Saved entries

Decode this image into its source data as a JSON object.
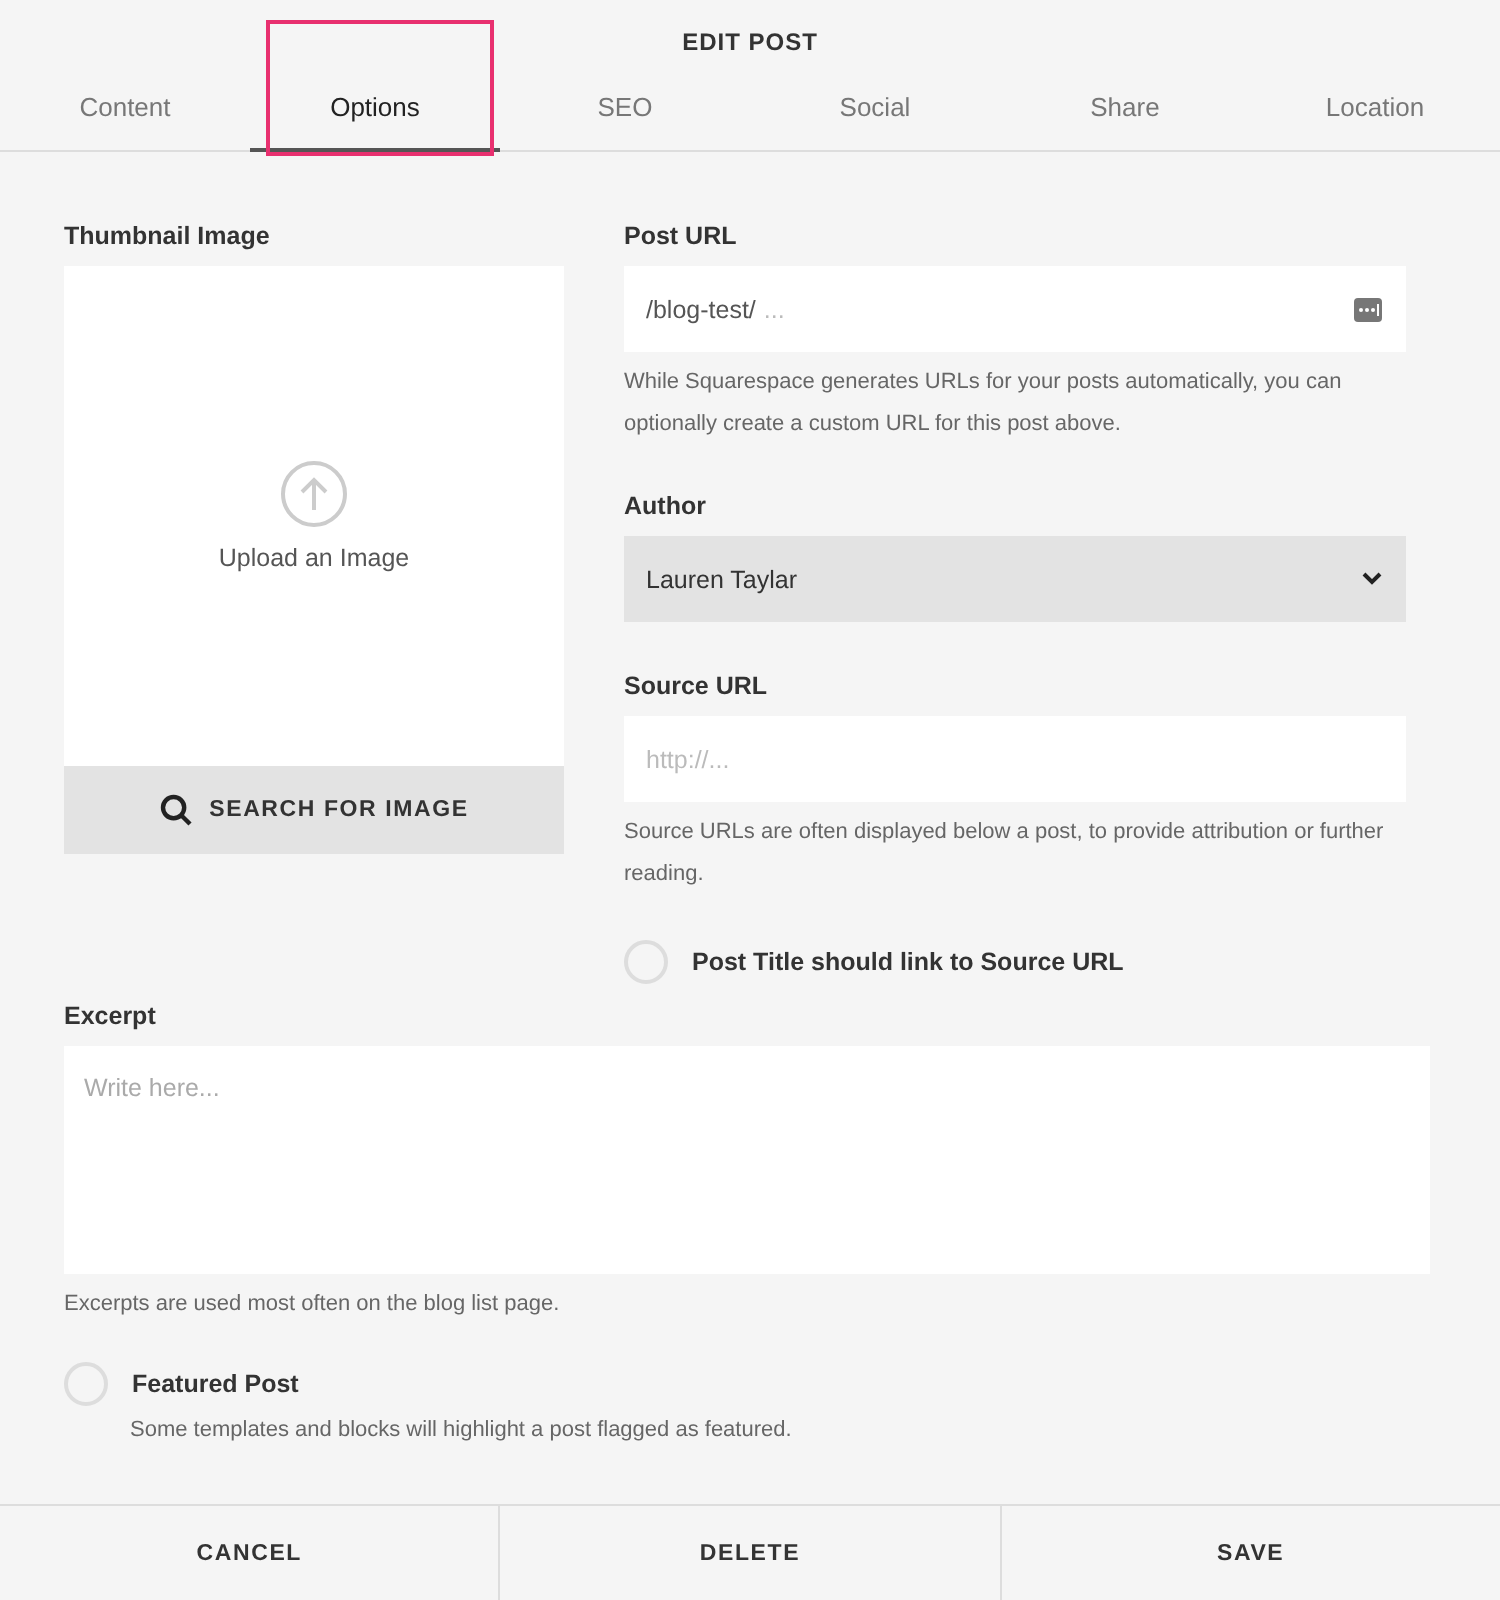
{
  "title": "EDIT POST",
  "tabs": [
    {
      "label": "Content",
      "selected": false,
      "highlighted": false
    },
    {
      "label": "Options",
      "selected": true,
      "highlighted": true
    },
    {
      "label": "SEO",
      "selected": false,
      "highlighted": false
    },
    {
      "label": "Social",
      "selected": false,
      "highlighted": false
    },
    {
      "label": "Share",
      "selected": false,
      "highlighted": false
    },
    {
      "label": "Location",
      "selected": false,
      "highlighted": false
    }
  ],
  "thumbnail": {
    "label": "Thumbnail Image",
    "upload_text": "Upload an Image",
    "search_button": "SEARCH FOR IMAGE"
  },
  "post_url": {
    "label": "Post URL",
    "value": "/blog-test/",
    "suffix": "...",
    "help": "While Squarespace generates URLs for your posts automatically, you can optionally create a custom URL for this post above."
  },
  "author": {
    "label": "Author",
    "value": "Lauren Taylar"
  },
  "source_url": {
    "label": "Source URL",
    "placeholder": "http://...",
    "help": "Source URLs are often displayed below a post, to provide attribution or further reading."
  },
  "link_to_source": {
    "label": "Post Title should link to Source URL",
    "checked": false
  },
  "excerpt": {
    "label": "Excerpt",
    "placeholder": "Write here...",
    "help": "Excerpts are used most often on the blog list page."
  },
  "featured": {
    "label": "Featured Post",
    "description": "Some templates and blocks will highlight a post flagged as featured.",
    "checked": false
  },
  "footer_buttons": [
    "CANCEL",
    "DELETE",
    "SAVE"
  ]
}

==

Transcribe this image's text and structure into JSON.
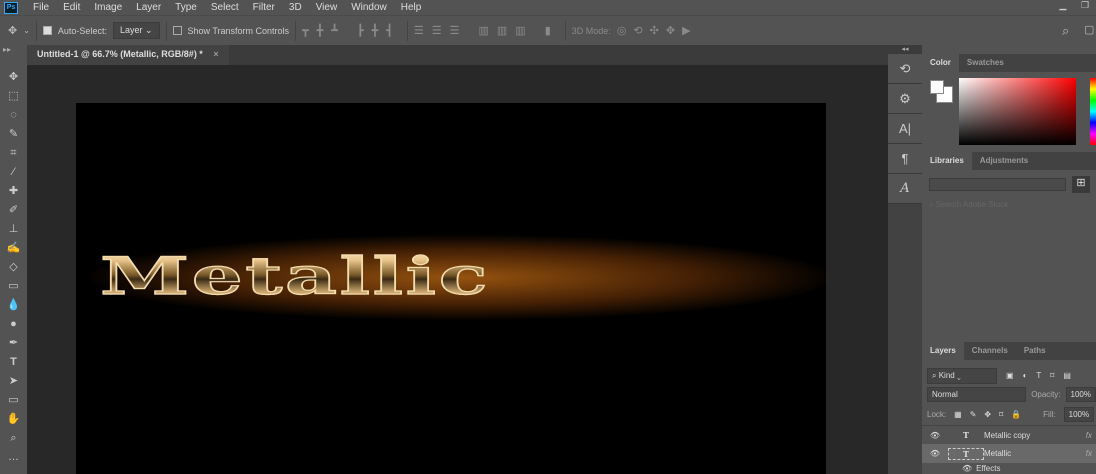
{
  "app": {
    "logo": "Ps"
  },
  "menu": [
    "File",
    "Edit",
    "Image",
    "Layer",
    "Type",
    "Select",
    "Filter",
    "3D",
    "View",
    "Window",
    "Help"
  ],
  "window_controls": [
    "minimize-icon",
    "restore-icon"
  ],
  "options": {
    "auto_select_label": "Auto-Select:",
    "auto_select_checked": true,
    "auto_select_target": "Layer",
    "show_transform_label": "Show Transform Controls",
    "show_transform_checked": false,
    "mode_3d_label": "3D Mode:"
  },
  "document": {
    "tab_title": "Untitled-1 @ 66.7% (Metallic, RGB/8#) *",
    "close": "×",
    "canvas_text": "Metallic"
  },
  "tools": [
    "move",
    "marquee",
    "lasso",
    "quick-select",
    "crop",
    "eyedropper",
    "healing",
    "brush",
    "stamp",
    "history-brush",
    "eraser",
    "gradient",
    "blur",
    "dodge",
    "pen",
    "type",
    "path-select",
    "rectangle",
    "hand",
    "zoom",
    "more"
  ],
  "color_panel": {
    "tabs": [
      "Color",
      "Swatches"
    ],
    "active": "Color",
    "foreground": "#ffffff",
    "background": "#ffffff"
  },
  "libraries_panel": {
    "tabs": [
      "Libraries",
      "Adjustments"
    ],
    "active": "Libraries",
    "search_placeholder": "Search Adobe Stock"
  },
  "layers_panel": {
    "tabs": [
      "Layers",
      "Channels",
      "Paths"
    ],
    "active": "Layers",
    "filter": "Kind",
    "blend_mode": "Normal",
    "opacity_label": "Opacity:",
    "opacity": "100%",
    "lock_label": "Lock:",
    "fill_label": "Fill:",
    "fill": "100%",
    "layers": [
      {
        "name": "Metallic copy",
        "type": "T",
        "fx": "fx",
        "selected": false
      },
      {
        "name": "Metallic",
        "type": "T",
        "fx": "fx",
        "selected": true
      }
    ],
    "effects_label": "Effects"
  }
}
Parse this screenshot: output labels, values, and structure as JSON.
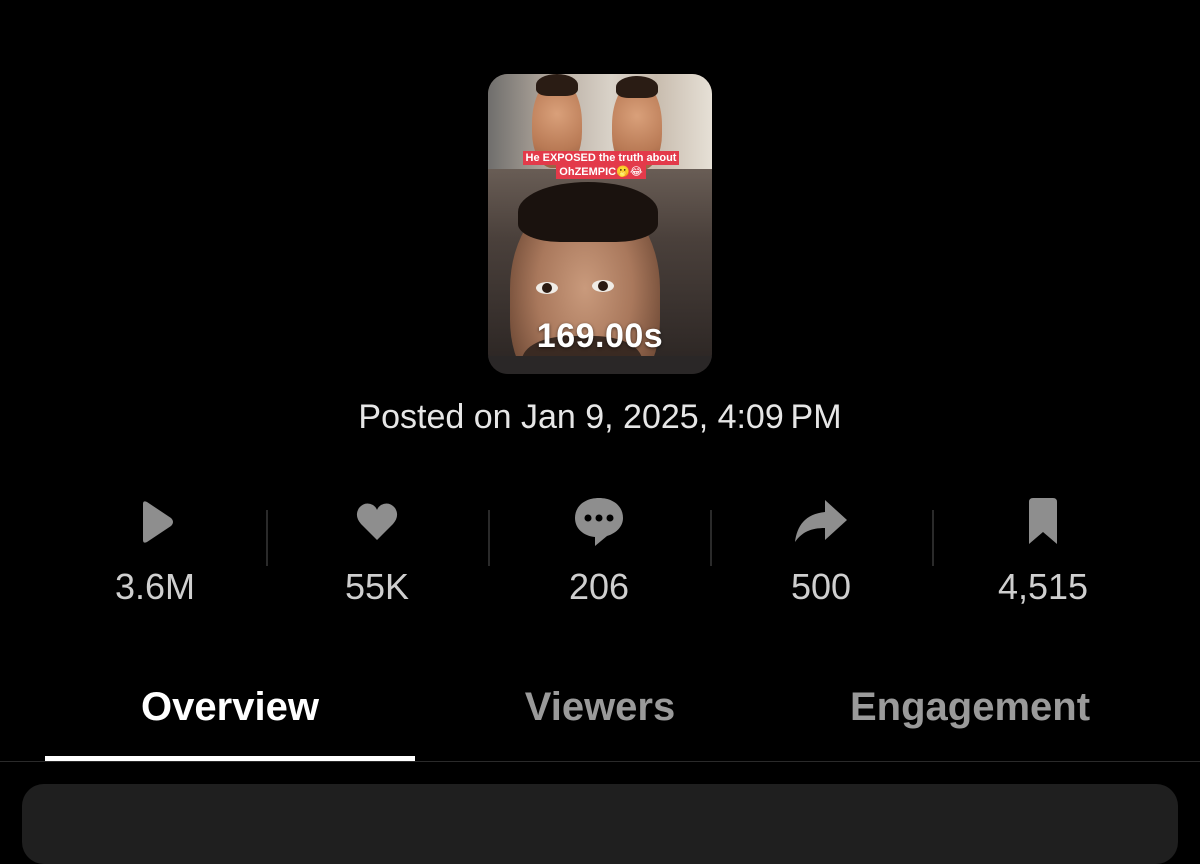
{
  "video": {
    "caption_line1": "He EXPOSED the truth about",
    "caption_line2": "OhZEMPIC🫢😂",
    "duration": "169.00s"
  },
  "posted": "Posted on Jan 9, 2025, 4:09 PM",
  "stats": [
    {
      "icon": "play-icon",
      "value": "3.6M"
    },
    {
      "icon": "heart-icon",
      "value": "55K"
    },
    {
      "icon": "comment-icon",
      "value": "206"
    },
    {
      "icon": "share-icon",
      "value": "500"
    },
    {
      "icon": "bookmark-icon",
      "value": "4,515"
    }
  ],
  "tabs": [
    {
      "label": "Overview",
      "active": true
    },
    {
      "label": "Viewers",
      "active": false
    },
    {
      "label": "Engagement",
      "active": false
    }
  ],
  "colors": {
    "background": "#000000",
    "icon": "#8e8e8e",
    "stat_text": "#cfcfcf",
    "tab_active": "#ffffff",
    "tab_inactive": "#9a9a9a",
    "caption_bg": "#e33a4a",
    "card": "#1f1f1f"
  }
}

**Required task:** Copy each line that contains the word "Metallic".

**Final result:**
    "tab_title": "Untitled-1 @ 66.7% (Metallic, RGB/8#) *",
    "canvas_text": "Metallic"
        "name": "Metallic copy",
        "name": "Metallic",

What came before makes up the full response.